▶ Given task
Show all lines that include the string "образом"; copy each one.

Entries from a dataset
- - - - -

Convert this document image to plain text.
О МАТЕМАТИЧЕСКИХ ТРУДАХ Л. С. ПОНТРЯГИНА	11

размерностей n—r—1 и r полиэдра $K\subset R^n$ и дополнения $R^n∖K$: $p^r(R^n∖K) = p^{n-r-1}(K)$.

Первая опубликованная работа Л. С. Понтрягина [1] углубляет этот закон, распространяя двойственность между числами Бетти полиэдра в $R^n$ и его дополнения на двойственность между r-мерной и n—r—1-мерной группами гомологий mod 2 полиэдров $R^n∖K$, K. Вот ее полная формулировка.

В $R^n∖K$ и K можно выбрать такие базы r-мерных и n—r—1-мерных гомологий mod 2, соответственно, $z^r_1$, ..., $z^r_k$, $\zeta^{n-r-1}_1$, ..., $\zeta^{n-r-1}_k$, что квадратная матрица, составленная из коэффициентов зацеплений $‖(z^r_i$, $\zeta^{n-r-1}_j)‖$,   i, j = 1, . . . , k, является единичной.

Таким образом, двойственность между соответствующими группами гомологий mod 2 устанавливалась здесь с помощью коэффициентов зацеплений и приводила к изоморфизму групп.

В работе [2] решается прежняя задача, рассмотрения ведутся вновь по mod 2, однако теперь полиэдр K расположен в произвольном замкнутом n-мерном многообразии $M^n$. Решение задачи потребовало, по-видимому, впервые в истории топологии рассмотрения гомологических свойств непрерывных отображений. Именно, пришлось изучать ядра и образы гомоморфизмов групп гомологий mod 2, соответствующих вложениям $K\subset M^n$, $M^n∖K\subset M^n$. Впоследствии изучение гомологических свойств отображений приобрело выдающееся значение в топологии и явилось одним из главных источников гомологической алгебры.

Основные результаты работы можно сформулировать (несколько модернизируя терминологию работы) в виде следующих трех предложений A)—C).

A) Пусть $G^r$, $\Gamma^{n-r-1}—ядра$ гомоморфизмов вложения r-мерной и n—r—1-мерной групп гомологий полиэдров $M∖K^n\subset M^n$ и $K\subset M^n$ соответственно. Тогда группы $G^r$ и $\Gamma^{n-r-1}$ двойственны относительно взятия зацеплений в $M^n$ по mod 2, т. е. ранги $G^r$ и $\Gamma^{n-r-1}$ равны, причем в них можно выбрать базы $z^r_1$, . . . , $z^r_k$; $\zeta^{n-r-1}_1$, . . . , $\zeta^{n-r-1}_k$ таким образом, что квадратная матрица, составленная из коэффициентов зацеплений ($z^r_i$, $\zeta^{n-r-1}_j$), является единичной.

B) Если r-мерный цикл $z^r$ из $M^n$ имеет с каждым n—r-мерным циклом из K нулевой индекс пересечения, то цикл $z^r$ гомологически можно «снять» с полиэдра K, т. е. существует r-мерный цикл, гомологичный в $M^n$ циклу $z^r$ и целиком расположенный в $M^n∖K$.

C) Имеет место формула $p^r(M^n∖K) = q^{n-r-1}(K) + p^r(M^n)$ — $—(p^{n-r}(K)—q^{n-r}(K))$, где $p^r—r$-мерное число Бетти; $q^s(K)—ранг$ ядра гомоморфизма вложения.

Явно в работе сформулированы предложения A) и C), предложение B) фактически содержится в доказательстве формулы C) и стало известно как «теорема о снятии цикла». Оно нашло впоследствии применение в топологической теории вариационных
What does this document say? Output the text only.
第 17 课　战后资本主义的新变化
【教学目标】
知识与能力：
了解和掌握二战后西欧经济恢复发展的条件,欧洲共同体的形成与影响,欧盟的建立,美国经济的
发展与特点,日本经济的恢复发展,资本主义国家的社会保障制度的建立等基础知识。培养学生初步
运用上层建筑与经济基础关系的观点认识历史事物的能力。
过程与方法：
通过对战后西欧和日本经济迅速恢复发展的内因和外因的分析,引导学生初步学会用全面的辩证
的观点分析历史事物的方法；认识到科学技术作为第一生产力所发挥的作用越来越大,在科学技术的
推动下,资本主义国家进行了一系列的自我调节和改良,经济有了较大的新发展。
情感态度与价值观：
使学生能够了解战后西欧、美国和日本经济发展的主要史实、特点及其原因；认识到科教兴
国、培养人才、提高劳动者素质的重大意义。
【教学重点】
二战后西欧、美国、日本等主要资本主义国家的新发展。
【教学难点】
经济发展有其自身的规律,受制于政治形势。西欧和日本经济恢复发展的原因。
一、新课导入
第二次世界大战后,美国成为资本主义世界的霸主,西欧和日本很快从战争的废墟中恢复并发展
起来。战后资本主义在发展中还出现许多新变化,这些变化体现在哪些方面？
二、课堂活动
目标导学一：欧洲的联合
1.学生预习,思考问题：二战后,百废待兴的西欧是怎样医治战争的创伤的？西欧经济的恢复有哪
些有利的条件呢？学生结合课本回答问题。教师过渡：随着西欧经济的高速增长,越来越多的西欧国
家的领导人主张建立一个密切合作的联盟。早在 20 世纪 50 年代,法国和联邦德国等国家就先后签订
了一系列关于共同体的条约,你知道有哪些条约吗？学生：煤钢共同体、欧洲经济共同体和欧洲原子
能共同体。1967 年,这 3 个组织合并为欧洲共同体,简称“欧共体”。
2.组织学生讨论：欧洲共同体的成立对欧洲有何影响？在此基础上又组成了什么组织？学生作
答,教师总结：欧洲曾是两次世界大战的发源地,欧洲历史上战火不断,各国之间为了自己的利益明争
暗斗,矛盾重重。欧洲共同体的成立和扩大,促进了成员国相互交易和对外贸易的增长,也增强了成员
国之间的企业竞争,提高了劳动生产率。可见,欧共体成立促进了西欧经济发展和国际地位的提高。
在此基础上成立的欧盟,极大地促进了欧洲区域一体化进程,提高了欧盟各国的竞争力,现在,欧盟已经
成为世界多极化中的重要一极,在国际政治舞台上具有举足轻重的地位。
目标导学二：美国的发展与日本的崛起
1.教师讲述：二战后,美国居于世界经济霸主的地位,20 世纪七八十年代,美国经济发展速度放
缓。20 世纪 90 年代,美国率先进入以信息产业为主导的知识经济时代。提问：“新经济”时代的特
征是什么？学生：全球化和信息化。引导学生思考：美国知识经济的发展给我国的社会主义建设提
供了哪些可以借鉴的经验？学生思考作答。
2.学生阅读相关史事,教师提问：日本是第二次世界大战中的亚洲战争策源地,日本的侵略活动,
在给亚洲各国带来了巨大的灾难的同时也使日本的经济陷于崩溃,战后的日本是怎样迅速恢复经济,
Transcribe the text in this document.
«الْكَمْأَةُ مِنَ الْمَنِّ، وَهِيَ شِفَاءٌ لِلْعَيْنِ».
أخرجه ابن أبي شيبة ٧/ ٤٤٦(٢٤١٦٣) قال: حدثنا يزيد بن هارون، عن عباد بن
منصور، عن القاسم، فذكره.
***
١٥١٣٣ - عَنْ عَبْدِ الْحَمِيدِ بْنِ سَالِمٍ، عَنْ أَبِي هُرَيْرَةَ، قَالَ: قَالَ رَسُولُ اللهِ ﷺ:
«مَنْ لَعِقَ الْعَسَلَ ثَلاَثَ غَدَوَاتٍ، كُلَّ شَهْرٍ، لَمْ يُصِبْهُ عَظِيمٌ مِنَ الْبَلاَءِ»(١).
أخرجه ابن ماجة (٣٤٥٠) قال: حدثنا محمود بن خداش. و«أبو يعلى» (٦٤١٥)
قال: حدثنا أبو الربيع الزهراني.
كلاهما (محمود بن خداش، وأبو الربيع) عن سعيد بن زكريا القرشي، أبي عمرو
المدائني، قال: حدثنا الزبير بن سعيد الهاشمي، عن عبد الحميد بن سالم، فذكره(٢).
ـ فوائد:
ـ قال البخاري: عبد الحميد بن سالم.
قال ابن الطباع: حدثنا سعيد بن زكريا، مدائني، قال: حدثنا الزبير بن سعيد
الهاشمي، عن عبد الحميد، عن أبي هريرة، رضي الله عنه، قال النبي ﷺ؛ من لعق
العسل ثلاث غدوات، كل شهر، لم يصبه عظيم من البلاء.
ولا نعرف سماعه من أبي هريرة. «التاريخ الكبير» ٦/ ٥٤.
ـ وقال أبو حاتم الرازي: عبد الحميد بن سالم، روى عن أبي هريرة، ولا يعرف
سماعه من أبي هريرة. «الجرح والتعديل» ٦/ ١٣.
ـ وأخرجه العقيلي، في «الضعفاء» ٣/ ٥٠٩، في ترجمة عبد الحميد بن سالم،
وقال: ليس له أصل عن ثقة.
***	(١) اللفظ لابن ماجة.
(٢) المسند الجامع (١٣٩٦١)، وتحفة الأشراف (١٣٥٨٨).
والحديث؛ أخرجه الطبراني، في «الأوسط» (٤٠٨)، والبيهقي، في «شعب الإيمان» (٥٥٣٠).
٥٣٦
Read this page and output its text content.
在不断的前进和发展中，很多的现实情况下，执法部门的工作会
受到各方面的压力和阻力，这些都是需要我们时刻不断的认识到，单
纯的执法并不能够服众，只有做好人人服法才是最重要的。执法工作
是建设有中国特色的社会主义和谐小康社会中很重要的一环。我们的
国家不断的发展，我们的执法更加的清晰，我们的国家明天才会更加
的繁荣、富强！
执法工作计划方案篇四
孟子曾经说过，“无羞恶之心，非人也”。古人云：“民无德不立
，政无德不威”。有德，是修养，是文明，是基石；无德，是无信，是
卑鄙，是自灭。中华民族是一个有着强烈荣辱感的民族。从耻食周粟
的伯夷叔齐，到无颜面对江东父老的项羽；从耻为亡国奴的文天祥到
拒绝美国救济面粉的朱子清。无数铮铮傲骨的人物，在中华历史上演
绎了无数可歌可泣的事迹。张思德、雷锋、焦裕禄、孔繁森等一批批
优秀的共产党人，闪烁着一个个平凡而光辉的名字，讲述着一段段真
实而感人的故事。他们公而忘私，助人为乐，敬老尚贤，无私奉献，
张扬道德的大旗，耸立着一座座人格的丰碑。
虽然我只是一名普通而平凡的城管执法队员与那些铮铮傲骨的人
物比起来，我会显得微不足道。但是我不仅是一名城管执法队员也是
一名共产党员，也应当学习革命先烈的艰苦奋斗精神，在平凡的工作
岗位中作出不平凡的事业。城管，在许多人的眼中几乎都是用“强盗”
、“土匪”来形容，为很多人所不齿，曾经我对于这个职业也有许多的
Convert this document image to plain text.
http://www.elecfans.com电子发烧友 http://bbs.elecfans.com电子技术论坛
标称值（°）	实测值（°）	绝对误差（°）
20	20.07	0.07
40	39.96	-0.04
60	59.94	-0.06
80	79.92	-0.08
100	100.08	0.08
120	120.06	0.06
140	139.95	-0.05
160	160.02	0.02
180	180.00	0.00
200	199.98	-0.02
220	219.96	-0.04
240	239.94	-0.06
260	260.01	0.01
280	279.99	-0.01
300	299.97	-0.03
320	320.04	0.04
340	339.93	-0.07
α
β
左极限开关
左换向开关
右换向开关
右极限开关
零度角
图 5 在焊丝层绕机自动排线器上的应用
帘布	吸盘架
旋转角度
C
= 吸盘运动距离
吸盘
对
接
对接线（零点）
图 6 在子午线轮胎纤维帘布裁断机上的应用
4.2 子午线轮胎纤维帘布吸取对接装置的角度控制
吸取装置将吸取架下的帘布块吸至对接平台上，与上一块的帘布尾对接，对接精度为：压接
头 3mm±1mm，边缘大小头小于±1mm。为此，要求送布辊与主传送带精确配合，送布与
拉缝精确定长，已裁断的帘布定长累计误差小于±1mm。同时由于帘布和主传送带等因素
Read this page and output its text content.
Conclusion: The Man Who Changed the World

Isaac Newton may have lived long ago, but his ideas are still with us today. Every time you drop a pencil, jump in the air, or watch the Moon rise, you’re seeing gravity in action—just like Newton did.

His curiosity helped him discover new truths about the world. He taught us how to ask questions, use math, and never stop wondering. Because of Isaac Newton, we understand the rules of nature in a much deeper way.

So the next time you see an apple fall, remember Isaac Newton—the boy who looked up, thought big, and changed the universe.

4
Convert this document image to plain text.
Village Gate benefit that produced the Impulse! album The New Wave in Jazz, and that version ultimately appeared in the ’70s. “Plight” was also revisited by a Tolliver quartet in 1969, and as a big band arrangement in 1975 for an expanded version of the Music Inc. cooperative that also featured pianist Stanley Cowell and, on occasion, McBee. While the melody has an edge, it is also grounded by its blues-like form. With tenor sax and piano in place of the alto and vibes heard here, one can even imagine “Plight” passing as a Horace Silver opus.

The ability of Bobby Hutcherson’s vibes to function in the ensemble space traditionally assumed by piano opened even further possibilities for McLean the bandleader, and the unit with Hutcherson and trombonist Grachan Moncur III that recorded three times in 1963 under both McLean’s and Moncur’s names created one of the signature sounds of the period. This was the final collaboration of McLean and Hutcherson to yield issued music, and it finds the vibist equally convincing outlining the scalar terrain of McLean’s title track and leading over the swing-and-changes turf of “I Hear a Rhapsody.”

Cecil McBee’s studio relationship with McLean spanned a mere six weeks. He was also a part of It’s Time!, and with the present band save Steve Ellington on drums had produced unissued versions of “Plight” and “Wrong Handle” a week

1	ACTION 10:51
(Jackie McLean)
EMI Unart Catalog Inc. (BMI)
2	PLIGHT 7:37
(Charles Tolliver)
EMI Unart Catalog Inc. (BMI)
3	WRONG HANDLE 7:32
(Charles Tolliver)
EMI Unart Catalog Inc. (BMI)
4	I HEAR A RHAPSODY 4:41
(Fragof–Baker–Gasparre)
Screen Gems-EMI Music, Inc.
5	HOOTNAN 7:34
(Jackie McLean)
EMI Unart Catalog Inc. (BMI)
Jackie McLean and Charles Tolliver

- - - - -

▶ The response
Таким образом, двойственность между соответствующими группами гомологий mod 2 устанавливалась здесь с помощью коэффициентов зацеплений и приводила к изоморфизму групп.
A) Пусть $G^r$, $\Gamma^{n-r-1}—ядра$ гомоморфизмов вложения r-мерной и n—r—1-мерной групп гомологий полиэдров $M∖K^n\subset M^n$ и $K\subset M^n$ соответственно. Тогда группы $G^r$ и $\Gamma^{n-r-1}$ двойственны относительно взятия зацеплений в $M^n$ по mod 2, т. е. ранги $G^r$ и $\Gamma^{n-r-1}$ равны, причем в них можно выбрать базы $z^r_1$, . . . , $z^r_k$; $\zeta^{n-r-1}_1$, . . . , $\zeta^{n-r-1}_k$ таким образом, что квадратная матрица, составленная из коэффициентов зацеплений ($z^r_i$, $\zeta^{n-r-1}_j$), является единичной.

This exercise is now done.